— Start of Information given —

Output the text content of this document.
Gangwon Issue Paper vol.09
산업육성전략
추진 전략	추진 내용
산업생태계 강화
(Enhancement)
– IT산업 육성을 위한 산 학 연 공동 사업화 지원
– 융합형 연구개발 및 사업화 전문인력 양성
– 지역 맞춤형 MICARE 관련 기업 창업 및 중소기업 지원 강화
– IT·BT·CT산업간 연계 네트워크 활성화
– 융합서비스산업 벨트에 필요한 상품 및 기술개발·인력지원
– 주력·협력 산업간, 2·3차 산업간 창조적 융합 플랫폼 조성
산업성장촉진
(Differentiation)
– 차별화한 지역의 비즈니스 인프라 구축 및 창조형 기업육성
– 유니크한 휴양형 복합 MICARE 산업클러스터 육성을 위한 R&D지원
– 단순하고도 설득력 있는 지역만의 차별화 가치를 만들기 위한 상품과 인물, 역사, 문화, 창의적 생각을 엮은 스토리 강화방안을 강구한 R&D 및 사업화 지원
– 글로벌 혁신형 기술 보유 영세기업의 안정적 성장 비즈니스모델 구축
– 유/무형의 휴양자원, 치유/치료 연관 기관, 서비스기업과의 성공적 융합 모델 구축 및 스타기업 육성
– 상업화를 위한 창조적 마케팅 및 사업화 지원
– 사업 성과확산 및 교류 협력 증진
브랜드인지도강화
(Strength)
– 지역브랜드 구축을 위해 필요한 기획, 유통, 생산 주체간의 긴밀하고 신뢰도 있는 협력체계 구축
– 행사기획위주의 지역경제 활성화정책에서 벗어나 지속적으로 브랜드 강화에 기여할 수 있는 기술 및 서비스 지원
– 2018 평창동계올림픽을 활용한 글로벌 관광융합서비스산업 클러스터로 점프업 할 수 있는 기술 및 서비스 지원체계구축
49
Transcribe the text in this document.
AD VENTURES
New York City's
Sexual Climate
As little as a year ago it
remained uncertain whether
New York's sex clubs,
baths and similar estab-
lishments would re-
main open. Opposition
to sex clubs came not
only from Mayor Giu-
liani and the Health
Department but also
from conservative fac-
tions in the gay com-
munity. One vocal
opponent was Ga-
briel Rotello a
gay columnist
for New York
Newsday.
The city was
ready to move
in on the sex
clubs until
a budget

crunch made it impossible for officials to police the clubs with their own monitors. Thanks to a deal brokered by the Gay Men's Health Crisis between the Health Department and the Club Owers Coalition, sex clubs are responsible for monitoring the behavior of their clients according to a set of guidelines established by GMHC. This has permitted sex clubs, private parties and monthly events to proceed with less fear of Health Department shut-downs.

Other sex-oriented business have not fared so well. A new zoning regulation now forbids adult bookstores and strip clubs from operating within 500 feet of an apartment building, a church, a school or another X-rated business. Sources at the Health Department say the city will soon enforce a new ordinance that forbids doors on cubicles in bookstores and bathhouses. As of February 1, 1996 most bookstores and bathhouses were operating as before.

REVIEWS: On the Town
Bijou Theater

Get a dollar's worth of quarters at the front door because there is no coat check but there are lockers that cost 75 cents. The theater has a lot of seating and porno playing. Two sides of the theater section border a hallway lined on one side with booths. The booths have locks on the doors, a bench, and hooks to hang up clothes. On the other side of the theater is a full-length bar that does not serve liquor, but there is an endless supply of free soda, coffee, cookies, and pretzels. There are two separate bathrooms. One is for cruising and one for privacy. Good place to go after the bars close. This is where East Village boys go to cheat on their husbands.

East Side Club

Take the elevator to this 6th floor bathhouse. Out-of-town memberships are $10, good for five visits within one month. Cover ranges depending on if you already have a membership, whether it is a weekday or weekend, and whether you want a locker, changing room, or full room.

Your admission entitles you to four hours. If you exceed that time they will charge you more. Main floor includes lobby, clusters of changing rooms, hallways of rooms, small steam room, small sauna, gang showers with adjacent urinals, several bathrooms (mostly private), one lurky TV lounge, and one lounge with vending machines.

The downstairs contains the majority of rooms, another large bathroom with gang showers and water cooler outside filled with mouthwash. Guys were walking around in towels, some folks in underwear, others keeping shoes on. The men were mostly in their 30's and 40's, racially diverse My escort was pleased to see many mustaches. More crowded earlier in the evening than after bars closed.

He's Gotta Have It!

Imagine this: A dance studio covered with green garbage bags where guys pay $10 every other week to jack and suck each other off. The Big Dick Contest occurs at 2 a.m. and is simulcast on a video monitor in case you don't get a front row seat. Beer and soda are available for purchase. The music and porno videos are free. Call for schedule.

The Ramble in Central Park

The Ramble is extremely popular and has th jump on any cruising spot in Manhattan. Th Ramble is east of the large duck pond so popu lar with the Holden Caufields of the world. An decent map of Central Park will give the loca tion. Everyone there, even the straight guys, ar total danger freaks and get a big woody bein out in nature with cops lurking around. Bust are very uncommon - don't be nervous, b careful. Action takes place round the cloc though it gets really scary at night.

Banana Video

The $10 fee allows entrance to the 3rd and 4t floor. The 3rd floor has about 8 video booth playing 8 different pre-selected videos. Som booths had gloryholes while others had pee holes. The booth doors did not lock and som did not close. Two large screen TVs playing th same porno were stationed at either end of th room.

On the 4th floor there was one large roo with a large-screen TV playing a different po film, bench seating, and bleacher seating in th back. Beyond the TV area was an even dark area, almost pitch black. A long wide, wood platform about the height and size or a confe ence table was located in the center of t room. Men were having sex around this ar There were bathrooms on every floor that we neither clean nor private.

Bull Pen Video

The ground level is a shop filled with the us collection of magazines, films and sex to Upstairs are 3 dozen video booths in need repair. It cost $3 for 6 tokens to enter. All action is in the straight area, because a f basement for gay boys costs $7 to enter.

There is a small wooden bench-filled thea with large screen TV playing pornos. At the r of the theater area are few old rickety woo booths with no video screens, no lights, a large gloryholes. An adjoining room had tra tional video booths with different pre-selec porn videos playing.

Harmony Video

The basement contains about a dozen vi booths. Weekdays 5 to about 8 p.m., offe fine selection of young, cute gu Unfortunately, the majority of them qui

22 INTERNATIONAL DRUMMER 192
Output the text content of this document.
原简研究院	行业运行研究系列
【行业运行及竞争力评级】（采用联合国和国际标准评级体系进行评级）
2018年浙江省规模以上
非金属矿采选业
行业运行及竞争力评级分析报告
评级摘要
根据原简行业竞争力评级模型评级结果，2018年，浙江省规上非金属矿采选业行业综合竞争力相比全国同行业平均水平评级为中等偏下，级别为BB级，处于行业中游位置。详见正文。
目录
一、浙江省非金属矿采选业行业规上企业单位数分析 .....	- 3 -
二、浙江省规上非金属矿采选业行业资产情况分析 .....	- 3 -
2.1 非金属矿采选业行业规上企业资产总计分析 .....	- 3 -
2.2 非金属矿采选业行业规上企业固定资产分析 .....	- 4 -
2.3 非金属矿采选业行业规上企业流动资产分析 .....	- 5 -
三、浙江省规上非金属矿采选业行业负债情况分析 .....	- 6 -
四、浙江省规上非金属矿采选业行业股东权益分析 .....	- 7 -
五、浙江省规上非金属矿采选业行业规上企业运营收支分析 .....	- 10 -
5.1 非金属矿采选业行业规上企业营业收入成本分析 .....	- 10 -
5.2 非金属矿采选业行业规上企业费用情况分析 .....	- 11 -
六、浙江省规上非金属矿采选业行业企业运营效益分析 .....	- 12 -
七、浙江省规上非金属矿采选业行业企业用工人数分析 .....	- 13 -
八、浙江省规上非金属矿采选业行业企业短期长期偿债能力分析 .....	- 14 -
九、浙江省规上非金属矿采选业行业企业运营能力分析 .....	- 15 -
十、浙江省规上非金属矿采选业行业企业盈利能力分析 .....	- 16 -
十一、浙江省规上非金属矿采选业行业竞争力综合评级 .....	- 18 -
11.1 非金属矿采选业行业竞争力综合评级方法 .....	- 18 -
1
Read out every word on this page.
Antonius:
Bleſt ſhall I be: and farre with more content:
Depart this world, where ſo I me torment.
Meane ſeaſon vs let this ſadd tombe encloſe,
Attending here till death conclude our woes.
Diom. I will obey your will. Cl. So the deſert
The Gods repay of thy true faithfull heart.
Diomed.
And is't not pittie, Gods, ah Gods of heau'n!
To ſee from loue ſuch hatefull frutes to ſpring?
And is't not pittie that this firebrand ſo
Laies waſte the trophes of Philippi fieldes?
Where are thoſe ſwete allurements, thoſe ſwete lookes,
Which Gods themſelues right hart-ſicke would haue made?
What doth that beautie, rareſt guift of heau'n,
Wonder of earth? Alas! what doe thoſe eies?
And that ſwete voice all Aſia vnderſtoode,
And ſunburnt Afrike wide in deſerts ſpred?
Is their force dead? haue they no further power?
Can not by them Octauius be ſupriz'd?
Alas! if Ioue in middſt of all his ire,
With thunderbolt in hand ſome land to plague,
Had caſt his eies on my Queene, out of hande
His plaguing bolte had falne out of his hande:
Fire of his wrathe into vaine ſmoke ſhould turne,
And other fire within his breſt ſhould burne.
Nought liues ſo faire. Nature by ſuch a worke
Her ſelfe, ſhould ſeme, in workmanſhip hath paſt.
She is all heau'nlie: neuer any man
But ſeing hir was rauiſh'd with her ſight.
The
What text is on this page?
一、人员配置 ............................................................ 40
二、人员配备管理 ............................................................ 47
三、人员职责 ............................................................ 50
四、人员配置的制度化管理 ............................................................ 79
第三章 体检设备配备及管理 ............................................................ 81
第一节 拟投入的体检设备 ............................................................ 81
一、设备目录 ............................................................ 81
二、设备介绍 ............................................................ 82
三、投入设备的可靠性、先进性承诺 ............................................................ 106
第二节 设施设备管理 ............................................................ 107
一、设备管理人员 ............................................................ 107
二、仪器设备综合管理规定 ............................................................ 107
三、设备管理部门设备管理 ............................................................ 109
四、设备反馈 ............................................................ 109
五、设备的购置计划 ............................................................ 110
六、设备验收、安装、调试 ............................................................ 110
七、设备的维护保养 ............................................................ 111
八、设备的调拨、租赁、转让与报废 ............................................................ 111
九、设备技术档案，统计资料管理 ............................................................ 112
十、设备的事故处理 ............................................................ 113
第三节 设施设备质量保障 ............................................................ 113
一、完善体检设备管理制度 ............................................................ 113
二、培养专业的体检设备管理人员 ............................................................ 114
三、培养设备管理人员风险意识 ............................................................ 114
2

— End of Information given —

*Problem to solve:*
Gather each line in the data that holds the string "Ramble".

*Result:*
The Ramble in Central Park
The Ramble is extremely popular and has th jump on any cruising spot in Manhattan. Th Ramble is east of the large duck pond so popu lar with the Holden Caufields of the world. An decent map of Central Park will give the loca tion. Everyone there, even the straight guys, ar total danger freaks and get a big woody bein out in nature with cops lurking around. Bust are very uncommon - don't be nervous, b careful. Action takes place round the cloc though it gets really scary at night.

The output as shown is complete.